** BEGIN RECORDS **

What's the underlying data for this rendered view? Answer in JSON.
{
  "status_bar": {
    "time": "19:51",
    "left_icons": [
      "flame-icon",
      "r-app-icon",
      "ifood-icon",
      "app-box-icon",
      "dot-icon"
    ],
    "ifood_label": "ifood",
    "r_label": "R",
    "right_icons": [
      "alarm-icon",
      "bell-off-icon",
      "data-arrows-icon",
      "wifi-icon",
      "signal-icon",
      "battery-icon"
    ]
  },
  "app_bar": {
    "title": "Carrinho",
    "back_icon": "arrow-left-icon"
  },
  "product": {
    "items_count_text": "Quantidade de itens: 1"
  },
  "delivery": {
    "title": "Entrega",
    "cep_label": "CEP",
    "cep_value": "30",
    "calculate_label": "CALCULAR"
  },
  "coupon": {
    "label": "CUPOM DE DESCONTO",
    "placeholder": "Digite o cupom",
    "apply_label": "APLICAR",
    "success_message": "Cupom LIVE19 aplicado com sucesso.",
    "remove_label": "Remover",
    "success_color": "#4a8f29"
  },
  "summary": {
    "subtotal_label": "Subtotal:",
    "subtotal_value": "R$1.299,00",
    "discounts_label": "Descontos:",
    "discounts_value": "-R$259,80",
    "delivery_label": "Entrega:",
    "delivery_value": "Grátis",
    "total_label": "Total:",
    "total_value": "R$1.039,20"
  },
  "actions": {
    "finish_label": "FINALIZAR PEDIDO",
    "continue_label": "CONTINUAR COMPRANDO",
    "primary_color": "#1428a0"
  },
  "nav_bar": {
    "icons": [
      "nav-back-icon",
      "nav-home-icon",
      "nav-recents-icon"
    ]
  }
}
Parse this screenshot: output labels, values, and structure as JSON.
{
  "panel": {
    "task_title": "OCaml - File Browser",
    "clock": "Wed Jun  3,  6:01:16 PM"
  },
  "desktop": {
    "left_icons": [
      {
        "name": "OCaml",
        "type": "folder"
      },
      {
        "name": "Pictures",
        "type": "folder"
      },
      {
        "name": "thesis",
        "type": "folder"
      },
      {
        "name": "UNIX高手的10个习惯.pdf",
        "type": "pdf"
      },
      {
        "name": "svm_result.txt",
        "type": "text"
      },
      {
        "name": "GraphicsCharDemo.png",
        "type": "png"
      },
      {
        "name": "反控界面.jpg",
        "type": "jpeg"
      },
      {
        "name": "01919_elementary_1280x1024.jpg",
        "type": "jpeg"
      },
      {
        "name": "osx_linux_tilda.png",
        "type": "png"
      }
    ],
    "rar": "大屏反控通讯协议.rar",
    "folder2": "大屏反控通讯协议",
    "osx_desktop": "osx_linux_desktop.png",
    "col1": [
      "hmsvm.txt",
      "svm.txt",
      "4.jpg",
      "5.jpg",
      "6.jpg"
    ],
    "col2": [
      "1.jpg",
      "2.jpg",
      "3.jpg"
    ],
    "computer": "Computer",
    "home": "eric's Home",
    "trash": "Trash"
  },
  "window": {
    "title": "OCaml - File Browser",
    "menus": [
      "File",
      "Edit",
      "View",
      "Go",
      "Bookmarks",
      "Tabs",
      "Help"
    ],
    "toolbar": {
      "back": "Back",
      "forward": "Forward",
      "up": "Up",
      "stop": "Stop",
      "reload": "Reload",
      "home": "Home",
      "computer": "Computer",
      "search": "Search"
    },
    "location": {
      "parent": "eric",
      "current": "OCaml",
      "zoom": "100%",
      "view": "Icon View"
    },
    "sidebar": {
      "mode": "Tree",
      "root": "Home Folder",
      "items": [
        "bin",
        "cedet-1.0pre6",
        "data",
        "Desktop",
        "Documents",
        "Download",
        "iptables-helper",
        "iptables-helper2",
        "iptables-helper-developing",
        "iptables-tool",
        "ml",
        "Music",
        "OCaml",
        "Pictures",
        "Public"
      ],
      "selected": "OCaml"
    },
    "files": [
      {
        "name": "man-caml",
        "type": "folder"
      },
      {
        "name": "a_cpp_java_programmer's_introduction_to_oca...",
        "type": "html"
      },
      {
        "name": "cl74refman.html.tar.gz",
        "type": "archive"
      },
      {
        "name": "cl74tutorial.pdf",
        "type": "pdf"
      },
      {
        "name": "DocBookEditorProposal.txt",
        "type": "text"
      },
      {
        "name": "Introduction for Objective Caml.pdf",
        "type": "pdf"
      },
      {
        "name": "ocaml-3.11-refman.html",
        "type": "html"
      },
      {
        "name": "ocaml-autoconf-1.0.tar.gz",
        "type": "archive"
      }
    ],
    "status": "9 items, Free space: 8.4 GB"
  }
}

** END RECORDS **

### TASK GOAL
Write the entries again, exactly as they stand.

### THE REPLY
What's the underlying data for this rendered view? Answer in JSON.
{
  "status_bar": {
    "time": "19:51",
    "left_icons": [
      "flame-icon",
      "r-app-icon",
      "ifood-icon",
      "app-box-icon",
      "dot-icon"
    ],
    "ifood_label": "ifood",
    "r_label": "R",
    "right_icons": [
      "alarm-icon",
      "bell-off-icon",
      "data-arrows-icon",
      "wifi-icon",
      "signal-icon",
      "battery-icon"
    ]
  },
  "app_bar": {
    "title": "Carrinho",
    "back_icon": "arrow-left-icon"
  },
  "product": {
    "items_count_text": "Quantidade de itens: 1"
  },
  "delivery": {
    "title": "Entrega",
    "cep_label": "CEP",
    "cep_value": "30",
    "calculate_label": "CALCULAR"
  },
  "coupon": {
    "label": "CUPOM DE DESCONTO",
    "placeholder": "Digite o cupom",
    "apply_label": "APLICAR",
    "success_message": "Cupom LIVE19 aplicado com sucesso.",
    "remove_label": "Remover",
    "success_color": "#4a8f29"
  },
  "summary": {
    "subtotal_label": "Subtotal:",
    "subtotal_value": "R$1.299,00",
    "discounts_label": "Descontos:",
    "discounts_value": "-R$259,80",
    "delivery_label": "Entrega:",
    "delivery_value": "Grátis",
    "total_label": "Total:",
    "total_value": "R$1.039,20"
  },
  "actions": {
    "finish_label": "FINALIZAR PEDIDO",
    "continue_label": "CONTINUAR COMPRANDO",
    "primary_color": "#1428a0"
  },
  "nav_bar": {
    "icons": [
      "nav-back-icon",
      "nav-home-icon",
      "nav-recents-icon"
    ]
  }
}
Parse this screenshot: output labels, values, and structure as JSON.
{
  "panel": {
    "task_title": "OCaml - File Browser",
    "clock": "Wed Jun  3,  6:01:16 PM"
  },
  "desktop": {
    "left_icons": [
      {
        "name": "OCaml",
        "type": "folder"
      },
      {
        "name": "Pictures",
        "type": "folder"
      },
      {
        "name": "thesis",
        "type": "folder"
      },
      {
        "name": "UNIX高手的10个习惯.pdf",
        "type": "pdf"
      },
      {
        "name": "svm_result.txt",
        "type": "text"
      },
      {
        "name": "GraphicsCharDemo.png",
        "type": "png"
      },
      {
        "name": "反控界面.jpg",
        "type": "jpeg"
      },
      {
        "name": "01919_elementary_1280x1024.jpg",
        "type": "jpeg"
      },
      {
        "name": "osx_linux_tilda.png",
        "type": "png"
      }
    ],
    "rar": "大屏反控通讯协议.rar",
    "folder2": "大屏反控通讯协议",
    "osx_desktop": "osx_linux_desktop.png",
    "col1": [
      "hmsvm.txt",
      "svm.txt",
      "4.jpg",
      "5.jpg",
      "6.jpg"
    ],
    "col2": [
      "1.jpg",
      "2.jpg",
      "3.jpg"
    ],
    "computer": "Computer",
    "home": "eric's Home",
    "trash": "Trash"
  },
  "window": {
    "title": "OCaml - File Browser",
    "menus": [
      "File",
      "Edit",
      "View",
      "Go",
      "Bookmarks",
      "Tabs",
      "Help"
    ],
    "toolbar": {
      "back": "Back",
      "forward": "Forward",
      "up": "Up",
      "stop": "Stop",
      "reload": "Reload",
      "home": "Home",
      "computer": "Computer",
      "search": "Search"
    },
    "location": {
      "parent": "eric",
      "current": "OCaml",
      "zoom": "100%",
      "view": "Icon View"
    },
    "sidebar": {
      "mode": "Tree",
      "root": "Home Folder",
      "items": [
        "bin",
        "cedet-1.0pre6",
        "data",
        "Desktop",
        "Documents",
        "Download",
        "iptables-helper",
        "iptables-helper2",
        "iptables-helper-developing",
        "iptables-tool",
        "ml",
        "Music",
        "OCaml",
        "Pictures",
        "Public"
      ],
      "selected": "OCaml"
    },
    "files": [
      {
        "name": "man-caml",
        "type": "folder"
      },
      {
        "name": "a_cpp_java_programmer's_introduction_to_oca...",
        "type": "html"
      },
      {
        "name": "cl74refman.html.tar.gz",
        "type": "archive"
      },
      {
        "name": "cl74tutorial.pdf",
        "type": "pdf"
      },
      {
        "name": "DocBookEditorProposal.txt",
        "type": "text"
      },
      {
        "name": "Introduction for Objective Caml.pdf",
        "type": "pdf"
      },
      {
        "name": "ocaml-3.11-refman.html",
        "type": "html"
      },
      {
        "name": "ocaml-autoconf-1.0.tar.gz",
        "type": "archive"
      }
    ],
    "status": "9 items, Free space: 8.4 GB"
  }
}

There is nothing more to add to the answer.